Transcribe every line of the listing below without any deviation.

+--

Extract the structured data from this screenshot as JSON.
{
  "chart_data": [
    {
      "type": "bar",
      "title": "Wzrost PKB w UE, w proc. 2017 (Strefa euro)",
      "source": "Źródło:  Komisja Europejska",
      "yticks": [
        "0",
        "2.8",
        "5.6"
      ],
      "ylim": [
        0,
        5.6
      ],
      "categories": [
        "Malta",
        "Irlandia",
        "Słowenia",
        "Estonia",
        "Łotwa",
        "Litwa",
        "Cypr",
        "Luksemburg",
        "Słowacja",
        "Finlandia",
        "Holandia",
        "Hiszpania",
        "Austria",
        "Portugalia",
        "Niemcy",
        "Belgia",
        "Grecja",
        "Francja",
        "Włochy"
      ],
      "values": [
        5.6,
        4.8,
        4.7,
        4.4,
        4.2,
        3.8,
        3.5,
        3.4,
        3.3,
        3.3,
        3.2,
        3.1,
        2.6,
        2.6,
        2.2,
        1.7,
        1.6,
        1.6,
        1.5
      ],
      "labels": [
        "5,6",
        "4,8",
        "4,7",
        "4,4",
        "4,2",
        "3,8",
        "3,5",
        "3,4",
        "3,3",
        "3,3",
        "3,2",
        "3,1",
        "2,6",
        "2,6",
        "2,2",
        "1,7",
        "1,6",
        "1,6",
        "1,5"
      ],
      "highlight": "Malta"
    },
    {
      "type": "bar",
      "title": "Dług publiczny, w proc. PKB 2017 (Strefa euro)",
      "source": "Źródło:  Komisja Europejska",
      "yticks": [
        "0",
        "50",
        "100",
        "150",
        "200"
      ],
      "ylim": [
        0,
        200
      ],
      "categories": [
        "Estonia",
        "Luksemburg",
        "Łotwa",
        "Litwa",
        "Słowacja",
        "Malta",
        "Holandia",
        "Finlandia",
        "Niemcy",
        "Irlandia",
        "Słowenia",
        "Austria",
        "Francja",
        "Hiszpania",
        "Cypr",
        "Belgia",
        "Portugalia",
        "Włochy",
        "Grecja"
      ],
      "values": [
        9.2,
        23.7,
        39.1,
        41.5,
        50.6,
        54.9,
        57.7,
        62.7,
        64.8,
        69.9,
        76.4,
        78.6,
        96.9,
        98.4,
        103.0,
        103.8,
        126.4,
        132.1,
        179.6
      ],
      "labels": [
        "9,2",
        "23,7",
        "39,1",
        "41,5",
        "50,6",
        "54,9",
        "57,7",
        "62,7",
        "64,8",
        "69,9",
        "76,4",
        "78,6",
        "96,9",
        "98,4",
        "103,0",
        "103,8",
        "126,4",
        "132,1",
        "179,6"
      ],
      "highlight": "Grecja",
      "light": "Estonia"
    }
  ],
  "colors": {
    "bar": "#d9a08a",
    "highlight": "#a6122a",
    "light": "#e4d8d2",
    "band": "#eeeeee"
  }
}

+--

* Response
Extract the structured data from this screenshot as JSON.
{
  "chart_data": [
    {
      "type": "bar",
      "title": "Wzrost PKB w UE, w proc. 2017 (Strefa euro)",
      "source": "Źródło:  Komisja Europejska",
      "yticks": [
        "0",
        "2.8",
        "5.6"
      ],
      "ylim": [
        0,
        5.6
      ],
      "categories": [
        "Malta",
        "Irlandia",
        "Słowenia",
        "Estonia",
        "Łotwa",
        "Litwa",
        "Cypr",
        "Luksemburg",
        "Słowacja",
        "Finlandia",
        "Holandia",
        "Hiszpania",
        "Austria",
        "Portugalia",
        "Niemcy",
        "Belgia",
        "Grecja",
        "Francja",
        "Włochy"
      ],
      "values": [
        5.6,
        4.8,
        4.7,
        4.4,
        4.2,
        3.8,
        3.5,
        3.4,
        3.3,
        3.3,
        3.2,
        3.1,
        2.6,
        2.6,
        2.2,
        1.7,
        1.6,
        1.6,
        1.5
      ],
      "labels": [
        "5,6",
        "4,8",
        "4,7",
        "4,4",
        "4,2",
        "3,8",
        "3,5",
        "3,4",
        "3,3",
        "3,3",
        "3,2",
        "3,1",
        "2,6",
        "2,6",
        "2,2",
        "1,7",
        "1,6",
        "1,6",
        "1,5"
      ],
      "highlight": "Malta"
    },
    {
      "type": "bar",
      "title": "Dług publiczny, w proc. PKB 2017 (Strefa euro)",
      "source": "Źródło:  Komisja Europejska",
      "yticks": [
        "0",
        "50",
        "100",
        "150",
        "200"
      ],
      "ylim": [
        0,
        200
      ],
      "categories": [
        "Estonia",
        "Luksemburg",
        "Łotwa",
        "Litwa",
        "Słowacja",
        "Malta",
        "Holandia",
        "Finlandia",
        "Niemcy",
        "Irlandia",
        "Słowenia",
        "Austria",
        "Francja",
        "Hiszpania",
        "Cypr",
        "Belgia",
        "Portugalia",
        "Włochy",
        "Grecja"
      ],
      "values": [
        9.2,
        23.7,
        39.1,
        41.5,
        50.6,
        54.9,
        57.7,
        62.7,
        64.8,
        69.9,
        76.4,
        78.6,
        96.9,
        98.4,
        103.0,
        103.8,
        126.4,
        132.1,
        179.6
      ],
      "labels": [
        "9,2",
        "23,7",
        "39,1",
        "41,5",
        "50,6",
        "54,9",
        "57,7",
        "62,7",
        "64,8",
        "69,9",
        "76,4",
        "78,6",
        "96,9",
        "98,4",
        "103,0",
        "103,8",
        "126,4",
        "132,1",
        "179,6"
      ],
      "highlight": "Grecja",
      "light": "Estonia"
    }
  ],
  "colors": {
    "bar": "#d9a08a",
    "highlight": "#a6122a",
    "light": "#e4d8d2",
    "band": "#eeeeee"
  }
}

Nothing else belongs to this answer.